- [GIVEN PROBLEM]: Transcribe each of the records below exactly, excluding all pictures.

##### MATERIAL FOR THIS TASK

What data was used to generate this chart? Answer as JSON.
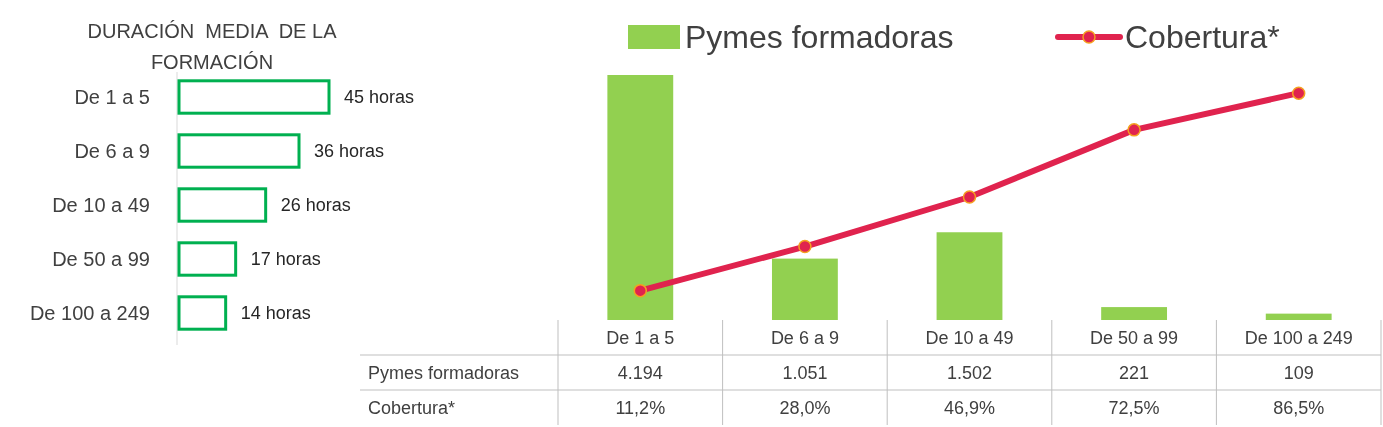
{
  "chart_data": [
    {
      "type": "bar",
      "orientation": "horizontal",
      "title": "DURACIÓN  MEDIA  DE LA FORMACIÓN",
      "categories": [
        "De 1 a 5",
        "De 6 a 9",
        "De 10 a 49",
        "De 50 a 99",
        "De 100 a 249"
      ],
      "values": [
        45,
        36,
        26,
        17,
        14
      ],
      "value_labels": [
        "45 horas",
        "36 horas",
        "26 horas",
        "17 horas",
        "14 horas"
      ],
      "color": "#00b050"
    },
    {
      "type": "bar",
      "categories": [
        "De 1 a 5",
        "De 6 a 9",
        "De 10 a 49",
        "De 50 a 99",
        "De 100 a 249"
      ],
      "legend": "top",
      "marker": "circle",
      "data_labels": true,
      "series": [
        {
          "name": "Pymes formadoras",
          "type": "bar",
          "color": "#92d050",
          "values": [
            4194,
            1051,
            1502,
            221,
            109
          ],
          "value_labels": [
            "4.194",
            "1.051",
            "1.502",
            "221",
            "109"
          ]
        },
        {
          "name": "Cobertura*",
          "type": "line",
          "axis": "y2",
          "color": "#e0234e",
          "values": [
            11.2,
            28.0,
            46.9,
            72.5,
            86.5
          ],
          "value_labels": [
            "11,2%",
            "28,0%",
            "46,9%",
            "72,5%",
            "86,5%"
          ]
        }
      ]
    }
  ]
}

##########

- [ANSWER FOR THIS EXERCISE]:
What data was used to generate this chart? Answer as JSON.
{
  "chart_data": [
    {
      "type": "bar",
      "orientation": "horizontal",
      "title": "DURACIÓN  MEDIA  DE LA FORMACIÓN",
      "categories": [
        "De 1 a 5",
        "De 6 a 9",
        "De 10 a 49",
        "De 50 a 99",
        "De 100 a 249"
      ],
      "values": [
        45,
        36,
        26,
        17,
        14
      ],
      "value_labels": [
        "45 horas",
        "36 horas",
        "26 horas",
        "17 horas",
        "14 horas"
      ],
      "color": "#00b050"
    },
    {
      "type": "bar",
      "categories": [
        "De 1 a 5",
        "De 6 a 9",
        "De 10 a 49",
        "De 50 a 99",
        "De 100 a 249"
      ],
      "legend": "top",
      "marker": "circle",
      "data_labels": true,
      "series": [
        {
          "name": "Pymes formadoras",
          "type": "bar",
          "color": "#92d050",
          "values": [
            4194,
            1051,
            1502,
            221,
            109
          ],
          "value_labels": [
            "4.194",
            "1.051",
            "1.502",
            "221",
            "109"
          ]
        },
        {
          "name": "Cobertura*",
          "type": "line",
          "axis": "y2",
          "color": "#e0234e",
          "values": [
            11.2,
            28.0,
            46.9,
            72.5,
            86.5
          ],
          "value_labels": [
            "11,2%",
            "28,0%",
            "46,9%",
            "72,5%",
            "86,5%"
          ]
        }
      ]
    }
  ]
}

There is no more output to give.